#### [Given exercise]
Present the lines below, from the first line through the line containing "- x-tick-label: 21: [71, 466, 91, 486]" (both included), as a Markdown table with the columns "Row" and "Line". Give each line a row number and leave out any blank lines.

>> begin Material to process

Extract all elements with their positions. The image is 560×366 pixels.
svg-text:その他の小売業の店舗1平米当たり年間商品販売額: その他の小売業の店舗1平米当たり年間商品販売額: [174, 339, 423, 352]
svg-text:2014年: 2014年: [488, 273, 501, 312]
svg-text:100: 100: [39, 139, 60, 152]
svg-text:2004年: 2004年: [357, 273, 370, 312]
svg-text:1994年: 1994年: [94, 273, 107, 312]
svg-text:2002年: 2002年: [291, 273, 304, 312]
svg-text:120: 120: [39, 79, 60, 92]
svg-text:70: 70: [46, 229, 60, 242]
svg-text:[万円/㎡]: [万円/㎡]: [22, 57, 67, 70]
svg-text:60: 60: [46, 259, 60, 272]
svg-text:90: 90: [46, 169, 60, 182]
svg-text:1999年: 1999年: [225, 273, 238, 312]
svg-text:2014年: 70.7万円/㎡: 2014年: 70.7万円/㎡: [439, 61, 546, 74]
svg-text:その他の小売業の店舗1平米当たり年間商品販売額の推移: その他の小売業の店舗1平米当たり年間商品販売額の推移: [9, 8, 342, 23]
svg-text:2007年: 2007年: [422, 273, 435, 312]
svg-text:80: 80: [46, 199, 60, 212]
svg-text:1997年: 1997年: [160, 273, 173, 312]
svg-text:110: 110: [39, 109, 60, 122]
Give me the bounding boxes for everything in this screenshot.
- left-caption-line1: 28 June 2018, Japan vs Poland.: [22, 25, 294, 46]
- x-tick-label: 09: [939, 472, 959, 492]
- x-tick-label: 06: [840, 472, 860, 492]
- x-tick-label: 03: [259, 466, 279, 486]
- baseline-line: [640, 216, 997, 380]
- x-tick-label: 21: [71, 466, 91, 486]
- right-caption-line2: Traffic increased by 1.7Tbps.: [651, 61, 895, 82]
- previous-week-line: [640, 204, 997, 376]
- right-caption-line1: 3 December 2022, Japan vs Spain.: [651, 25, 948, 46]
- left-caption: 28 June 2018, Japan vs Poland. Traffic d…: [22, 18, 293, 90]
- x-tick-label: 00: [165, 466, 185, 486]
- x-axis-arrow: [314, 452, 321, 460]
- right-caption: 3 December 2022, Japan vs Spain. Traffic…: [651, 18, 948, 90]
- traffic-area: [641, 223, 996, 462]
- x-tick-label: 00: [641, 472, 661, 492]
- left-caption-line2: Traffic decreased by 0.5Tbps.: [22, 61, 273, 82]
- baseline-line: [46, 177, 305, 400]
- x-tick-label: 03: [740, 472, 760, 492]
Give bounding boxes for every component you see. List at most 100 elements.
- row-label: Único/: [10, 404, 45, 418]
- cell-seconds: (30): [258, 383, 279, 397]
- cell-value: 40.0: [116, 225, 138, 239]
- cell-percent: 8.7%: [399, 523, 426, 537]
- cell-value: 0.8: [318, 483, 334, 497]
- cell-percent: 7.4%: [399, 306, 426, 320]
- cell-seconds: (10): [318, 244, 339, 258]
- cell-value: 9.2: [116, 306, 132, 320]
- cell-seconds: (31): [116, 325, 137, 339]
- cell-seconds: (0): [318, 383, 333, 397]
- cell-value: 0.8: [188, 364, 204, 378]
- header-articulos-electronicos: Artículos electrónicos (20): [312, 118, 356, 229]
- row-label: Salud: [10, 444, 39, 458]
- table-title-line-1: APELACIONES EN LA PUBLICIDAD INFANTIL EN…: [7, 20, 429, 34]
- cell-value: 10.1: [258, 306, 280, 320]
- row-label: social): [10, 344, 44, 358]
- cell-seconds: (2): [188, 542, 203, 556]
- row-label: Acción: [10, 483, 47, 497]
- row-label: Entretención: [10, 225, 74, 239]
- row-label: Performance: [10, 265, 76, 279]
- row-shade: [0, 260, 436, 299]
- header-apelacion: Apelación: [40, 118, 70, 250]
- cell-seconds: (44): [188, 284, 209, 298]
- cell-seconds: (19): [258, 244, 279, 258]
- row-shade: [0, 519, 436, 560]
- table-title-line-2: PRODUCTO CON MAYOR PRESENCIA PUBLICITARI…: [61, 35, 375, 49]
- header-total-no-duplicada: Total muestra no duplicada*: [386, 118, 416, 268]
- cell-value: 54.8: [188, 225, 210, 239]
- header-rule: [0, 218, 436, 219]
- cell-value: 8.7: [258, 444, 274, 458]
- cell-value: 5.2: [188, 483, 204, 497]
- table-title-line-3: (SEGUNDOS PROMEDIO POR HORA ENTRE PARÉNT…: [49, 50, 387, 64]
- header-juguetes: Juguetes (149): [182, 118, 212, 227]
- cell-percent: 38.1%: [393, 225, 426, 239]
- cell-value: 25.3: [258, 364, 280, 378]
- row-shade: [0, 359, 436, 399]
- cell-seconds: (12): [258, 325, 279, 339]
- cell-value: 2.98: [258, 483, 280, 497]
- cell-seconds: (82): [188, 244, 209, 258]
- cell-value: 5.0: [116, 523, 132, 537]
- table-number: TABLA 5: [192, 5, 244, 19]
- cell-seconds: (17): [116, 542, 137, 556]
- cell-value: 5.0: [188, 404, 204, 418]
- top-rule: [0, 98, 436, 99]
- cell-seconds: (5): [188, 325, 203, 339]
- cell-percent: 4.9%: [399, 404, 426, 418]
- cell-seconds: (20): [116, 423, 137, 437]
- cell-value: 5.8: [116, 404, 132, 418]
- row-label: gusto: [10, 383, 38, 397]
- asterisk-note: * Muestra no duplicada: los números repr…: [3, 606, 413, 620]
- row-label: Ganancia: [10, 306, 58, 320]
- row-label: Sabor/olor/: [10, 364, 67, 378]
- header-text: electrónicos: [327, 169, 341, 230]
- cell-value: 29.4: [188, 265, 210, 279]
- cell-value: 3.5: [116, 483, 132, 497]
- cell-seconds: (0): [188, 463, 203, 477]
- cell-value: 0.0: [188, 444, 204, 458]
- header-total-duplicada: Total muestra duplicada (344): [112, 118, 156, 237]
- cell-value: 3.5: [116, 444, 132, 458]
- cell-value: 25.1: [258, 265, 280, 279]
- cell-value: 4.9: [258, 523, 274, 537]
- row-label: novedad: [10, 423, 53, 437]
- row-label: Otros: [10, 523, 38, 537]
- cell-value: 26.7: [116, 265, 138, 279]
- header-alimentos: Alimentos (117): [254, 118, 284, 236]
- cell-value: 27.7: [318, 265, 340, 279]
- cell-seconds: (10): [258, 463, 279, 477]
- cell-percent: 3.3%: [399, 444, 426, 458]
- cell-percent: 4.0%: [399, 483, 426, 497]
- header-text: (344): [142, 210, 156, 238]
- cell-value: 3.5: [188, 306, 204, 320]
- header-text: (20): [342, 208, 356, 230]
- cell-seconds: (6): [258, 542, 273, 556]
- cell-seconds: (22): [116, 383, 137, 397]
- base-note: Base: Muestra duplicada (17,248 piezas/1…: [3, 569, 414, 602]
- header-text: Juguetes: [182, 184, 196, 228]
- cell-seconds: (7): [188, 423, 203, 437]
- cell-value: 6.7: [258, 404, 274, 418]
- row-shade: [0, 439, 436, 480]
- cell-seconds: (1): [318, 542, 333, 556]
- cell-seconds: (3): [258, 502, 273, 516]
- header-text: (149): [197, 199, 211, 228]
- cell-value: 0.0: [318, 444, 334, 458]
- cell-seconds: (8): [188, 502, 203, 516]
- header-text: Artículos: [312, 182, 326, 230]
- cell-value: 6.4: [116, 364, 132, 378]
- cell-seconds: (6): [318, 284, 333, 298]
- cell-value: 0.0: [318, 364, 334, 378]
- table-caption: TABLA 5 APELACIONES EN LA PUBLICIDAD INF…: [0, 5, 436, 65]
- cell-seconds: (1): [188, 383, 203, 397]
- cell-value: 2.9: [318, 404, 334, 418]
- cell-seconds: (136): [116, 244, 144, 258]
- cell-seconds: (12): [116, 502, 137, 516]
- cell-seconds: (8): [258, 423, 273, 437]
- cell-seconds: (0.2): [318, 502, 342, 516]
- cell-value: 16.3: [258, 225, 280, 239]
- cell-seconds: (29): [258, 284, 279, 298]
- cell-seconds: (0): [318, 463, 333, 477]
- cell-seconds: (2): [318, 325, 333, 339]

>> end Material to process

#### [Exercise solution]
| Row | Line |
|---|---|
| 1 | Extract all elements with their positions. The image is 560×366 pixels. |
| 2 | svg-text:その他の小売業の店舗1平米当たり年間商品販売額: その他の小売業の店舗1平米当たり年間商品販売額: [174, 339, 423, 352] |
| 3 | svg-text:2014年: 2014年: [488, 273, 501, 312] |
| 4 | svg-text:100: 100: [39, 139, 60, 152] |
| 5 | svg-text:2004年: 2004年: [357, 273, 370, 312] |
| 6 | svg-text:1994年: 1994年: [94, 273, 107, 312] |
| 7 | svg-text:2002年: 2002年: [291, 273, 304, 312] |
| 8 | svg-text:120: 120: [39, 79, 60, 92] |
| 9 | svg-text:70: 70: [46, 229, 60, 242] |
| 10 | svg-text:[万円/㎡]: [万円/㎡]: [22, 57, 67, 70] |
| 11 | svg-text:60: 60: [46, 259, 60, 272] |
| 12 | svg-text:90: 90: [46, 169, 60, 182] |
| 13 | svg-text:1999年: 1999年: [225, 273, 238, 312] |
| 14 | svg-text:2014年: 70.7万円/㎡: 2014年: 70.7万円/㎡: [439, 61, 546, 74] |
| 15 | svg-text:その他の小売業の店舗1平米当たり年間商品販売額の推移: その他の小売業の店舗1平米当たり年間商品販売額の推移: [9, 8, 342, 23] |
| 16 | svg-text:2007年: 2007年: [422, 273, 435, 312] |
| 17 | svg-text:80: 80: [46, 199, 60, 212] |
| 18 | svg-text:1997年: 1997年: [160, 273, 173, 312] |
| 19 | svg-text:110: 110: [39, 109, 60, 122] |
| 20 | Give me the bounding boxes for everything in this screenshot. |
| 21 | - left-caption-line1: 28 June 2018, Japan vs Poland.: [22, 25, 294, 46] |
| 22 | - x-tick-label: 09: [939, 472, 959, 492] |
| 23 | - x-tick-label: 06: [840, 472, 860, 492] |
| 24 | - x-tick-label: 03: [259, 466, 279, 486] |
| 25 | - baseline-line: [640, 216, 997, 380] |
| 26 | - x-tick-label: 21: [71, 466, 91, 486] |